AIM OF THE EXERCISE: Write out the listing below from the line containing "Transcribe the text in this document." to its last line, unaltered, ends included.

MATERIAL TO PROCESS:
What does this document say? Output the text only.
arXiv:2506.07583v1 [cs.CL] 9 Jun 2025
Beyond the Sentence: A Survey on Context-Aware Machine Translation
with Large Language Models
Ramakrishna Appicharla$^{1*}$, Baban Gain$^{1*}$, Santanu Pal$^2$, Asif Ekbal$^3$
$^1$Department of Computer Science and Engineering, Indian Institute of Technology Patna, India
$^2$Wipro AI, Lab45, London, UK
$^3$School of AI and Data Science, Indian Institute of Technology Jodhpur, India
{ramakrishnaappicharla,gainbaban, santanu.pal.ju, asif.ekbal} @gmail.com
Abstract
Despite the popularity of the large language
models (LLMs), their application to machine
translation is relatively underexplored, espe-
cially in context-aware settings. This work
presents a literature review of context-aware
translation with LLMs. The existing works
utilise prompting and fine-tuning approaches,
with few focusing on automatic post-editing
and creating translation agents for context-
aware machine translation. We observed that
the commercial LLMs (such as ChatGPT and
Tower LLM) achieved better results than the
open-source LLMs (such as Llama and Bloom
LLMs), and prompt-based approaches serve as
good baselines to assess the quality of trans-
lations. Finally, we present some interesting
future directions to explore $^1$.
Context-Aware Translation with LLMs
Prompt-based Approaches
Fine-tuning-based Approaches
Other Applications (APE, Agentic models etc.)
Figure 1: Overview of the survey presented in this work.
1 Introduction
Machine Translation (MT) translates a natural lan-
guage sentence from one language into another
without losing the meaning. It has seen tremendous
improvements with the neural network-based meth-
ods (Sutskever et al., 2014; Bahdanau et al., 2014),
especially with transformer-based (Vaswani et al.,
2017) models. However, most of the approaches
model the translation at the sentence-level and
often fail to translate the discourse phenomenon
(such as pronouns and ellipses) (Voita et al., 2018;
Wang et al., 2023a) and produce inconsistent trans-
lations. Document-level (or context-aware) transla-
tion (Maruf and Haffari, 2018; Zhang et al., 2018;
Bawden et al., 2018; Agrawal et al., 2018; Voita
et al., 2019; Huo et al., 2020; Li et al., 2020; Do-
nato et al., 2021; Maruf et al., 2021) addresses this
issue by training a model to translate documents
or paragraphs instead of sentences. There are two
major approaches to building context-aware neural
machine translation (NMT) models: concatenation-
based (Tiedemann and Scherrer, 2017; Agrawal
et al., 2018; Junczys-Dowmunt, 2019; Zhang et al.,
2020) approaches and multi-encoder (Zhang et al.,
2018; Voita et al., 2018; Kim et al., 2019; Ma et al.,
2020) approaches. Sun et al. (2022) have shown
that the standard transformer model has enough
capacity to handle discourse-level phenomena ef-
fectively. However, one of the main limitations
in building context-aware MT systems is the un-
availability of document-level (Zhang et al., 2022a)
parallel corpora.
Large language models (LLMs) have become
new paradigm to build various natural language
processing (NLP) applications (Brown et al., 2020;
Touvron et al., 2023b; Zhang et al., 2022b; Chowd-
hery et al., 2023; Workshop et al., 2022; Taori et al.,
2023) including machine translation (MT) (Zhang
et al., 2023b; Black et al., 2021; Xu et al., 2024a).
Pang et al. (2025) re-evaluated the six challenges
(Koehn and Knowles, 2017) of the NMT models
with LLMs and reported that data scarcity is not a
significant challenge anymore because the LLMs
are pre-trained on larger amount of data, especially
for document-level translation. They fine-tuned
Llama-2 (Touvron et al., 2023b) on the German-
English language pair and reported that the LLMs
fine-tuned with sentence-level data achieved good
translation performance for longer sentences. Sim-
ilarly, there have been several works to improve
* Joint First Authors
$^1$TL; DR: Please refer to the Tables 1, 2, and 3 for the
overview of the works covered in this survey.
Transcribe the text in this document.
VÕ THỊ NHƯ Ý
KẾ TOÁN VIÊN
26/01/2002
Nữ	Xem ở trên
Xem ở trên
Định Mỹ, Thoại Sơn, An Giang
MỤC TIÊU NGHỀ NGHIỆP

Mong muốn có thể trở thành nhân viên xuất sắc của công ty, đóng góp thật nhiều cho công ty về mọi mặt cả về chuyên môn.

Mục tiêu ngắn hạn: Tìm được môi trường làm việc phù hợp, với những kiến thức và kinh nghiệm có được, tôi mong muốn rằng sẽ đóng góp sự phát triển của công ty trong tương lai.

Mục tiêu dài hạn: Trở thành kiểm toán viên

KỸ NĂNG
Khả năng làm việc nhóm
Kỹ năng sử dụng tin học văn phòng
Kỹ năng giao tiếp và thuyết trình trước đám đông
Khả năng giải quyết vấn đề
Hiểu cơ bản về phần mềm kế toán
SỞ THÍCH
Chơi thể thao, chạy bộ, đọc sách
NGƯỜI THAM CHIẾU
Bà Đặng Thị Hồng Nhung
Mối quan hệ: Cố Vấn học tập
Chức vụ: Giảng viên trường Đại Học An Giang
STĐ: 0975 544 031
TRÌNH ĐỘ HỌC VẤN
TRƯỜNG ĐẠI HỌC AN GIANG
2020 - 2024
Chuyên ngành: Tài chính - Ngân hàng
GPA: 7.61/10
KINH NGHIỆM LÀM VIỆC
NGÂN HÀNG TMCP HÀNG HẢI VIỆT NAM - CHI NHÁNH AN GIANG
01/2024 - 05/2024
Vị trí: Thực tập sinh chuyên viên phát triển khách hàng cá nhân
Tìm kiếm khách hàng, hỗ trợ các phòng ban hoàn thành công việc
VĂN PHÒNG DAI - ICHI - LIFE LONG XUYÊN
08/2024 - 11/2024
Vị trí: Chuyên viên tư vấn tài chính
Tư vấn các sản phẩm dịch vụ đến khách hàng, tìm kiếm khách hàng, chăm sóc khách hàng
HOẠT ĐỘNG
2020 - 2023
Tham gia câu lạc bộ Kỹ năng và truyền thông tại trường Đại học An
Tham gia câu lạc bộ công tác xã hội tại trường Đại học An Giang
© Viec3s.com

ANSWER FOR THE TASK:
Transcribe the text in this document.
VÕ THỊ NHƯ Ý
KẾ TOÁN VIÊN
26/01/2002
Nữ	Xem ở trên
Xem ở trên
Định Mỹ, Thoại Sơn, An Giang
MỤC TIÊU NGHỀ NGHIỆP

Mong muốn có thể trở thành nhân viên xuất sắc của công ty, đóng góp thật nhiều cho công ty về mọi mặt cả về chuyên môn.

Mục tiêu ngắn hạn: Tìm được môi trường làm việc phù hợp, với những kiến thức và kinh nghiệm có được, tôi mong muốn rằng sẽ đóng góp sự phát triển của công ty trong tương lai.

Mục tiêu dài hạn: Trở thành kiểm toán viên

KỸ NĂNG
Khả năng làm việc nhóm
Kỹ năng sử dụng tin học văn phòng
Kỹ năng giao tiếp và thuyết trình trước đám đông
Khả năng giải quyết vấn đề
Hiểu cơ bản về phần mềm kế toán
SỞ THÍCH
Chơi thể thao, chạy bộ, đọc sách
NGƯỜI THAM CHIẾU
Bà Đặng Thị Hồng Nhung
Mối quan hệ: Cố Vấn học tập
Chức vụ: Giảng viên trường Đại Học An Giang
STĐ: 0975 544 031
TRÌNH ĐỘ HỌC VẤN
TRƯỜNG ĐẠI HỌC AN GIANG
2020 - 2024
Chuyên ngành: Tài chính - Ngân hàng
GPA: 7.61/10
KINH NGHIỆM LÀM VIỆC
NGÂN HÀNG TMCP HÀNG HẢI VIỆT NAM - CHI NHÁNH AN GIANG
01/2024 - 05/2024
Vị trí: Thực tập sinh chuyên viên phát triển khách hàng cá nhân
Tìm kiếm khách hàng, hỗ trợ các phòng ban hoàn thành công việc
VĂN PHÒNG DAI - ICHI - LIFE LONG XUYÊN
08/2024 - 11/2024
Vị trí: Chuyên viên tư vấn tài chính
Tư vấn các sản phẩm dịch vụ đến khách hàng, tìm kiếm khách hàng, chăm sóc khách hàng
HOẠT ĐỘNG
2020 - 2023
Tham gia câu lạc bộ Kỹ năng và truyền thông tại trường Đại học An
Tham gia câu lạc bộ công tác xã hội tại trường Đại học An Giang
© Viec3s.com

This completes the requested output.